* **Data provided**
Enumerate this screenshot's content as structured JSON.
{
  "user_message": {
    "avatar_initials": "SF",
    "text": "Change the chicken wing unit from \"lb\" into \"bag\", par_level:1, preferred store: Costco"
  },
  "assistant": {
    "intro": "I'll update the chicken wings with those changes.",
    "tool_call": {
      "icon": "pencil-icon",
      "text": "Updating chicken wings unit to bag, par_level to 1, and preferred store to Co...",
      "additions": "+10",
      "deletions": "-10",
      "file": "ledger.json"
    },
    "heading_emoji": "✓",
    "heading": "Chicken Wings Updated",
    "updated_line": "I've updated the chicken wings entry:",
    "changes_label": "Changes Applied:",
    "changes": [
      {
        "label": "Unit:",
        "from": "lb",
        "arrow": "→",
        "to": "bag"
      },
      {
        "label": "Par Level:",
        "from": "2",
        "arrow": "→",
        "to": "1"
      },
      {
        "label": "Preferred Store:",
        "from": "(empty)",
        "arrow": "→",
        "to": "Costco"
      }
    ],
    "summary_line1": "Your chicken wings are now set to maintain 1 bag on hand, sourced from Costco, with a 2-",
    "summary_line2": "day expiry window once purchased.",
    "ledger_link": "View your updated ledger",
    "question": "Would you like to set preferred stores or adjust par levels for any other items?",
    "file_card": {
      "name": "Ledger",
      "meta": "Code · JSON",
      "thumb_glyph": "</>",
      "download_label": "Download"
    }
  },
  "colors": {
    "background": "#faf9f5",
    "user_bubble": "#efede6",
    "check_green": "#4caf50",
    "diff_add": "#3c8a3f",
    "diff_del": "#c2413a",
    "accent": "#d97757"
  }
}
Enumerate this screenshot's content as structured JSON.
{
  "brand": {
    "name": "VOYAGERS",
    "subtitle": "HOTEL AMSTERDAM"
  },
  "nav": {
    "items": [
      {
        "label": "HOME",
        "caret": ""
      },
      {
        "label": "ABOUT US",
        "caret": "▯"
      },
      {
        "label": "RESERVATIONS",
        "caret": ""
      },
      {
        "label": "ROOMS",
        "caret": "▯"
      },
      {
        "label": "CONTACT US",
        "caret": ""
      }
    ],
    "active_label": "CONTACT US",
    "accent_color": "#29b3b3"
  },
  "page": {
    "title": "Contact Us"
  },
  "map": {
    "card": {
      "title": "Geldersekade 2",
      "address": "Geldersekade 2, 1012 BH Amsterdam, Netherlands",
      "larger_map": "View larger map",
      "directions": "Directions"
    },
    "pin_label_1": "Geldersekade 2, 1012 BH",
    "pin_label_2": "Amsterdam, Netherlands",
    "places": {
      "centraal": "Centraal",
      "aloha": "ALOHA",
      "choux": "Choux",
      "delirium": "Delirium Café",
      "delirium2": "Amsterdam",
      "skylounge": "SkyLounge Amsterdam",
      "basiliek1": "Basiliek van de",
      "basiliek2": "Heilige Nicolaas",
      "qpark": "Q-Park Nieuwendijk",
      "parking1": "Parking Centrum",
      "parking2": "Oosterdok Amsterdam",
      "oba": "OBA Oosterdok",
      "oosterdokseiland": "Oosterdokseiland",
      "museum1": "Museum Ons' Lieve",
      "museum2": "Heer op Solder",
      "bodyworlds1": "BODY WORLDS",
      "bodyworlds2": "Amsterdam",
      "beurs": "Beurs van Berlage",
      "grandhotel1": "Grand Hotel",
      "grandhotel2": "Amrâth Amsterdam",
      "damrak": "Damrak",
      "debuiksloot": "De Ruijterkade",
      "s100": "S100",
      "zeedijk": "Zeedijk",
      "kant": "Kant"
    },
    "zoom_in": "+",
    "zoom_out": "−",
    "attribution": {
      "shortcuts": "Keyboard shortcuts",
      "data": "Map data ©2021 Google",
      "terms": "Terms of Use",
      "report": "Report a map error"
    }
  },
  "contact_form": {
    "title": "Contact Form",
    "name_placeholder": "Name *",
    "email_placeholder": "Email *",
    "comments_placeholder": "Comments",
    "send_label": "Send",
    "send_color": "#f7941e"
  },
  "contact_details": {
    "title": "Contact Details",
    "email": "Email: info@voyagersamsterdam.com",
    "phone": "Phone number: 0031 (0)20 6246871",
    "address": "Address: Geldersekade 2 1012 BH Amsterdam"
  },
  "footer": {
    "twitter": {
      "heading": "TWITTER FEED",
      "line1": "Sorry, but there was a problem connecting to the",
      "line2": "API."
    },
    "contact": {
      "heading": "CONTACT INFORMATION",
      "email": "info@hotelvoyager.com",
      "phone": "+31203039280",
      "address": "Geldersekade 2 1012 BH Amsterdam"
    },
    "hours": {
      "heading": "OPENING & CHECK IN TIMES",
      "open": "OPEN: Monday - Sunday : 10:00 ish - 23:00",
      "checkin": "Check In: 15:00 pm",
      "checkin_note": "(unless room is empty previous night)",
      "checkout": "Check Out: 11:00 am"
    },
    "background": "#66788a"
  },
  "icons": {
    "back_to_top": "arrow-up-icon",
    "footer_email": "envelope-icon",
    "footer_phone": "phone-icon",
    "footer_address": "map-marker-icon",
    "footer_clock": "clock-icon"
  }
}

* **The request**
State only the count of lines above that hold the string "empty".

* **Written answer**
2